Scan the listing below. Report each line that includes "séries".

- **PROVIDED MATERIAL**
§
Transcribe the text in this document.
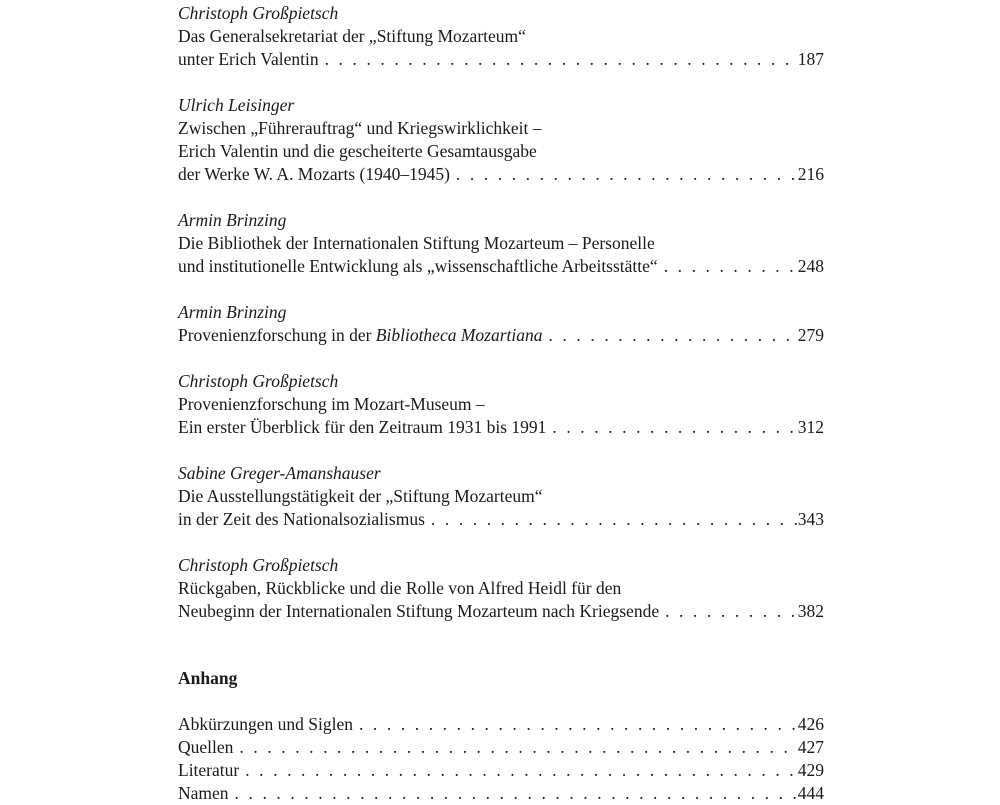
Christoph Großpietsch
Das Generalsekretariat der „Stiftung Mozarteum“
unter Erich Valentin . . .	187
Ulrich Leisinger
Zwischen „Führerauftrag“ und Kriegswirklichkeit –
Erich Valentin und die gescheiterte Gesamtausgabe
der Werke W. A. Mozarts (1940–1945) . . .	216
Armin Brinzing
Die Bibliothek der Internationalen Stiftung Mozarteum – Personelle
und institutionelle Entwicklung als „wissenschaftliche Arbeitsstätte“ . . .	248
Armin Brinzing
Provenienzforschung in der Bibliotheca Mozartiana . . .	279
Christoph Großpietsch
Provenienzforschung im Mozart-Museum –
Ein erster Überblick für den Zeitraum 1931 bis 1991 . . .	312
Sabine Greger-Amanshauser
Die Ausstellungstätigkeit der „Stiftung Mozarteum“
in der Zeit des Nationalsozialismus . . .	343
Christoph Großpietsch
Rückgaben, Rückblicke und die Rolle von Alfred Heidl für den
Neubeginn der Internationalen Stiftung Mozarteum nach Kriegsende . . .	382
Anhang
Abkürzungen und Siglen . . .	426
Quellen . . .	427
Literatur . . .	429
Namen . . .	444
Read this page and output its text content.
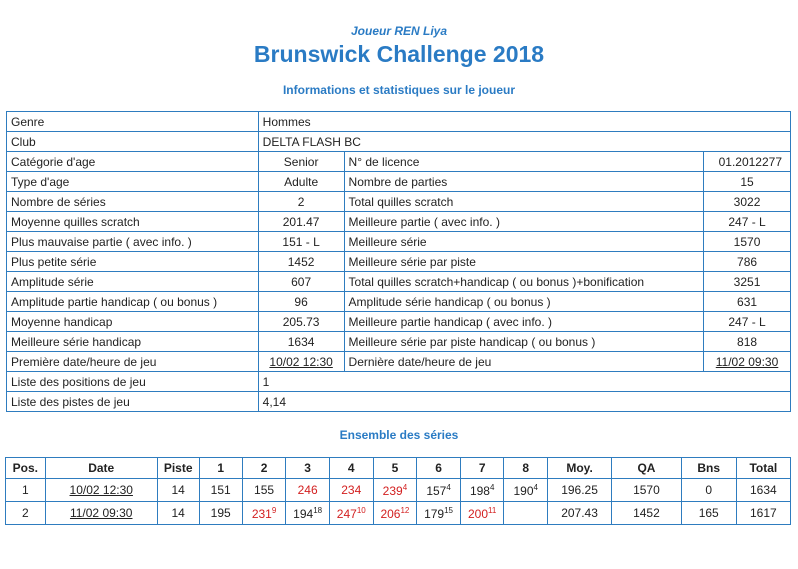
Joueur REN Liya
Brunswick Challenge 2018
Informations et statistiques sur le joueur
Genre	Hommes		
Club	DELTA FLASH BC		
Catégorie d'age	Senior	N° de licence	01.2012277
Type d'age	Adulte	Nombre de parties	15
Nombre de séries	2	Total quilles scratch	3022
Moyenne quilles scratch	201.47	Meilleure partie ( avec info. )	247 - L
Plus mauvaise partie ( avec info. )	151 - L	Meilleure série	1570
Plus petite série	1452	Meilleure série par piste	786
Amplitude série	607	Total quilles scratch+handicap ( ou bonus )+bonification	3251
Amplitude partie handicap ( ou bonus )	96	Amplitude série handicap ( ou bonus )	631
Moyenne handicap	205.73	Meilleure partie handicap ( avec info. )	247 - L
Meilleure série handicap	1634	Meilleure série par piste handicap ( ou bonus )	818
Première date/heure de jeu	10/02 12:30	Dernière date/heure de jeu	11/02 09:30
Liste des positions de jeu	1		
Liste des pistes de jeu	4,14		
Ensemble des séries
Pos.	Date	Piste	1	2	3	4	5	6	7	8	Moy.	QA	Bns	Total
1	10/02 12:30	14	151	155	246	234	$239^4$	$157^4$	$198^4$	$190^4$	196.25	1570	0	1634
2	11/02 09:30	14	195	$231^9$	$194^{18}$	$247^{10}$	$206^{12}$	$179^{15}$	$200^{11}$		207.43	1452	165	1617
§
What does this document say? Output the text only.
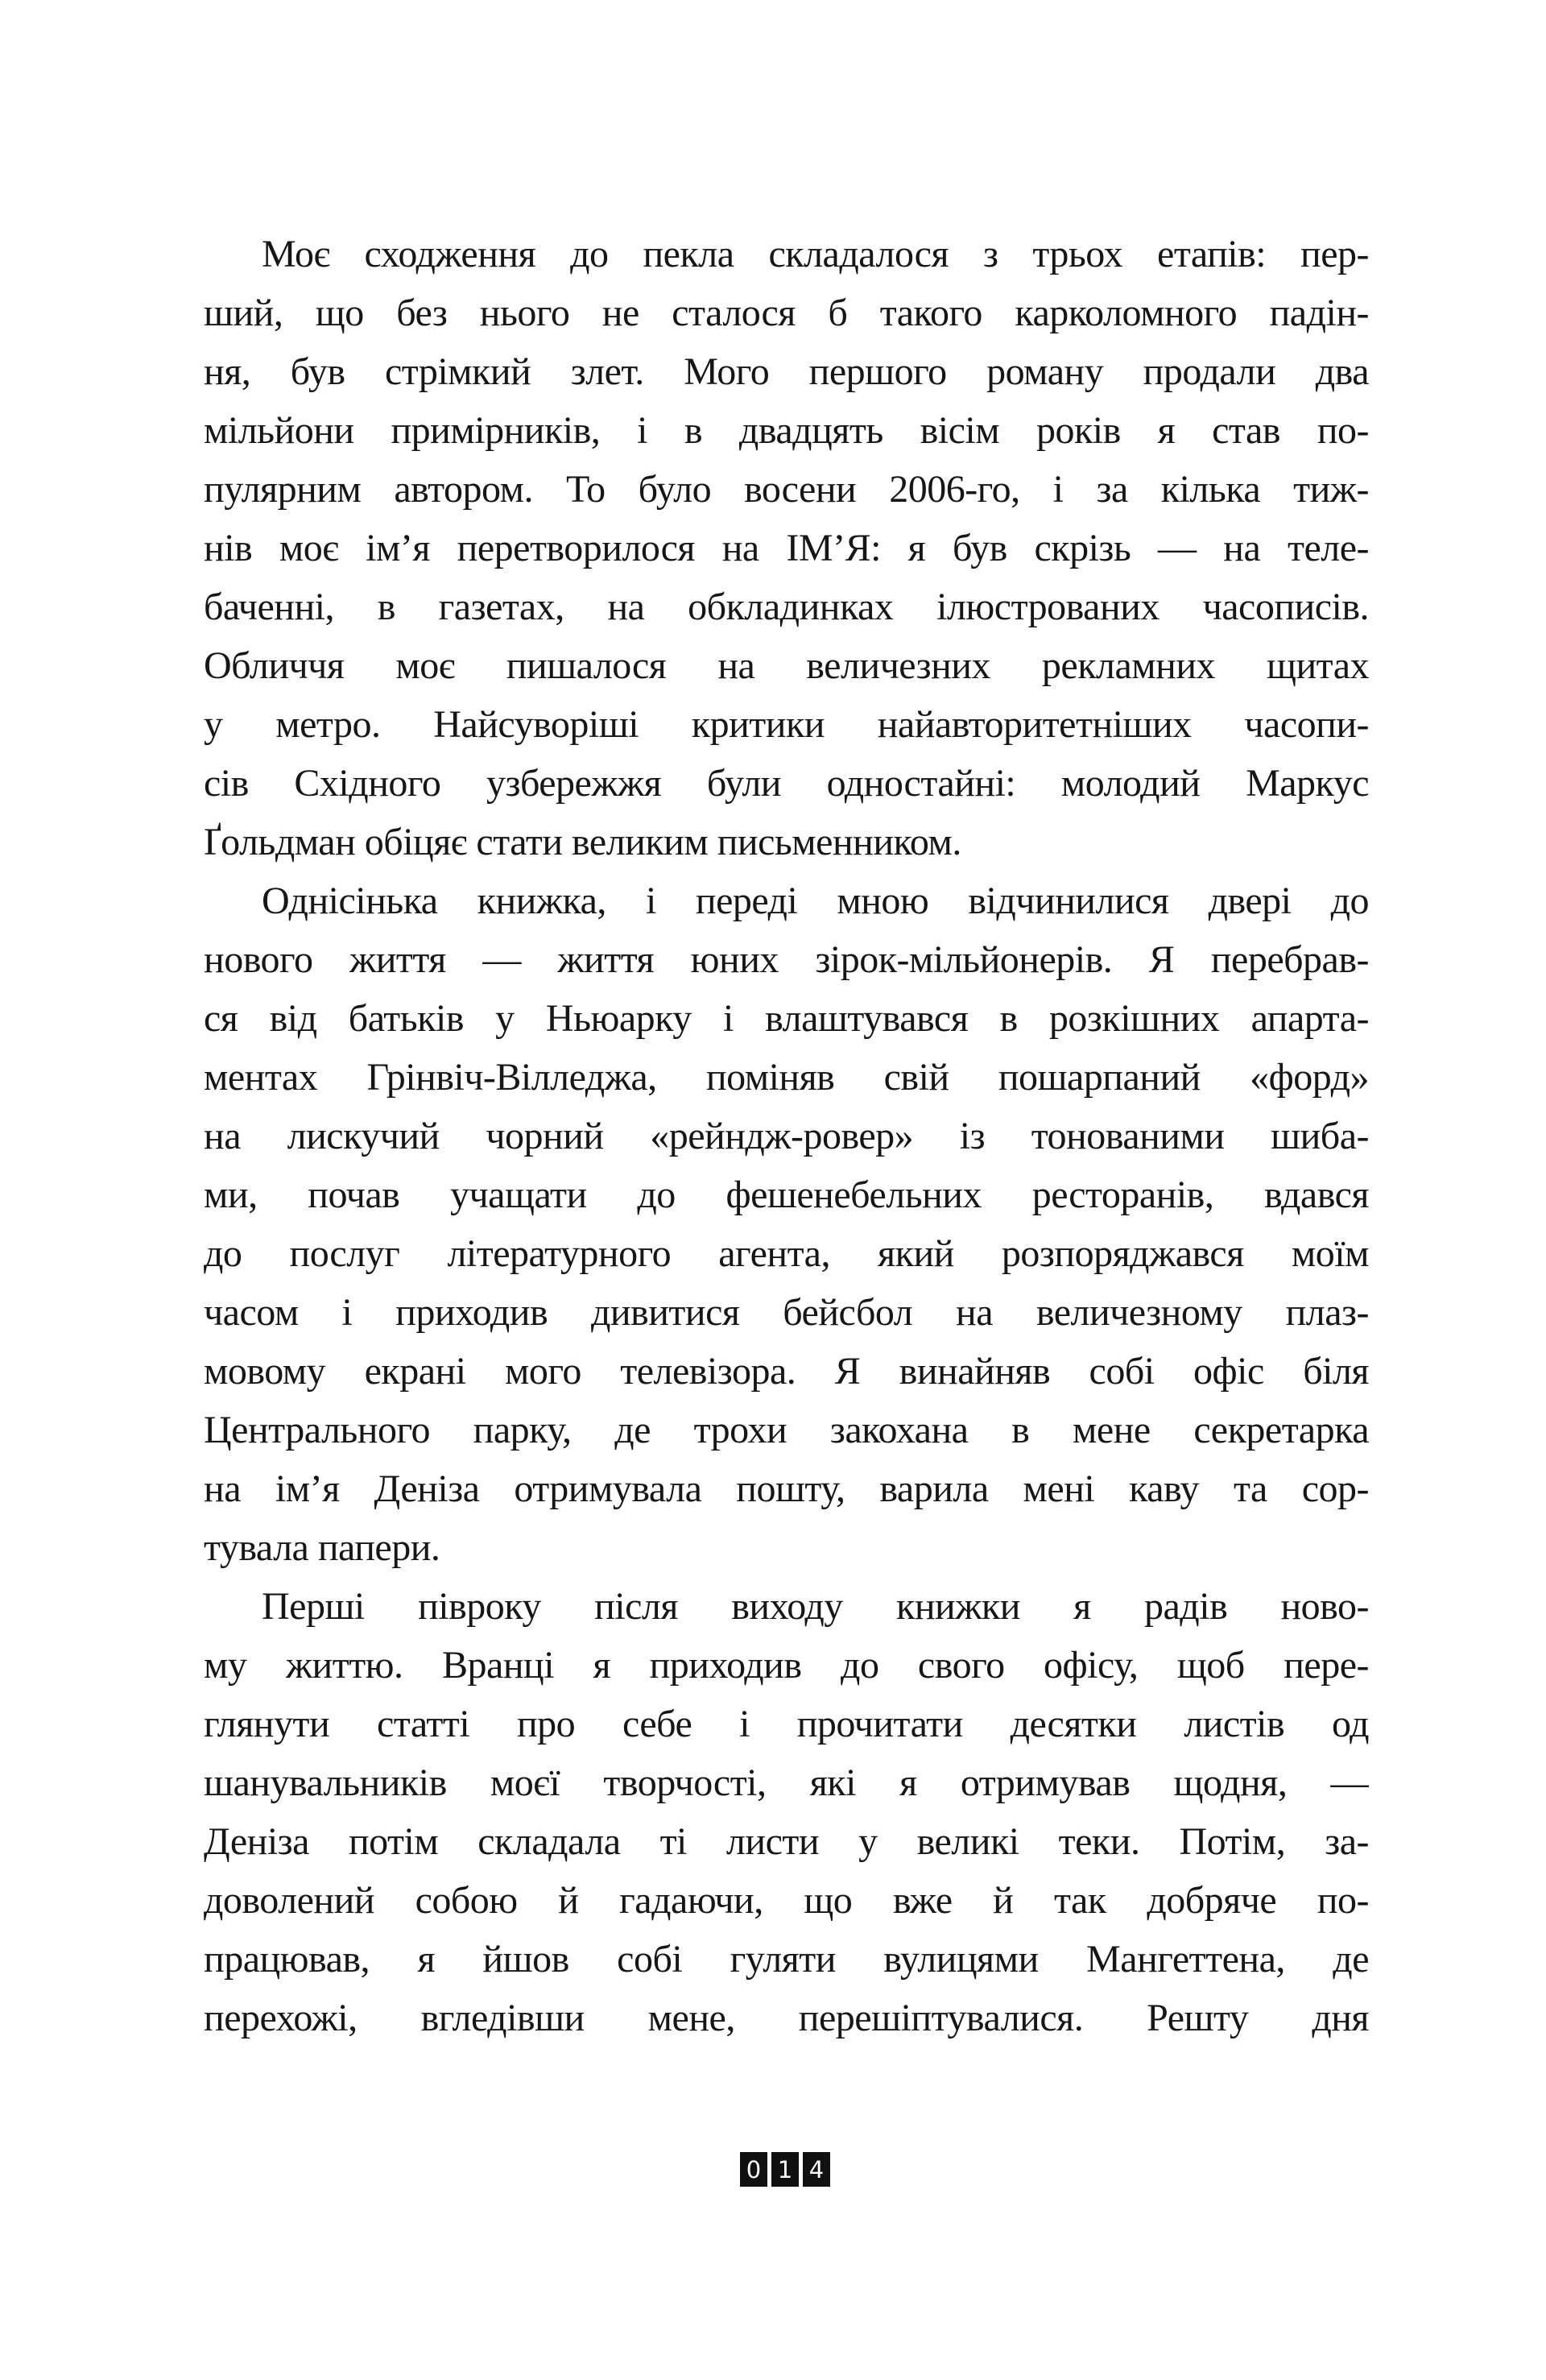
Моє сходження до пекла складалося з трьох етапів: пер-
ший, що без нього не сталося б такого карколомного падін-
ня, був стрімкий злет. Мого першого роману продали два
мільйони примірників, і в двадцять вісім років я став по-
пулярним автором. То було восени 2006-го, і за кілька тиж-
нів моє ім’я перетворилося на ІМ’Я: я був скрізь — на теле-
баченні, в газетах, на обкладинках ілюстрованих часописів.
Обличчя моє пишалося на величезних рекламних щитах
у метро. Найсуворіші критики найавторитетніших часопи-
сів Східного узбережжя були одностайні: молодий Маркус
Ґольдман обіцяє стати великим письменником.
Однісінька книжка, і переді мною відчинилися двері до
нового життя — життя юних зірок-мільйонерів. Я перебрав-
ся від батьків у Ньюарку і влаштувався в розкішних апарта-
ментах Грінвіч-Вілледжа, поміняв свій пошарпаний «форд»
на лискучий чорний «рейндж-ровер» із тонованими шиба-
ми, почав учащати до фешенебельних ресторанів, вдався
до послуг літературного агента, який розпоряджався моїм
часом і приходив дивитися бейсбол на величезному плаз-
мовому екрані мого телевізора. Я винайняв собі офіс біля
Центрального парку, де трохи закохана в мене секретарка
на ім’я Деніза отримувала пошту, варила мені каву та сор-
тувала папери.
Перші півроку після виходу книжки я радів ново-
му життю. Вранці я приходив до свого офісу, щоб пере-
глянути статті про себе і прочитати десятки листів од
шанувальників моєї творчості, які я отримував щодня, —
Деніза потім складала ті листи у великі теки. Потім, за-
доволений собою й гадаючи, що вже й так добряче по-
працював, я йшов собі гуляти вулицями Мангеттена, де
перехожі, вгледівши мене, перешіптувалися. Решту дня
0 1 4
§
- **TASK RESPONSE**
Nombre de séries	2	Total quilles scratch	3022
Ensemble des séries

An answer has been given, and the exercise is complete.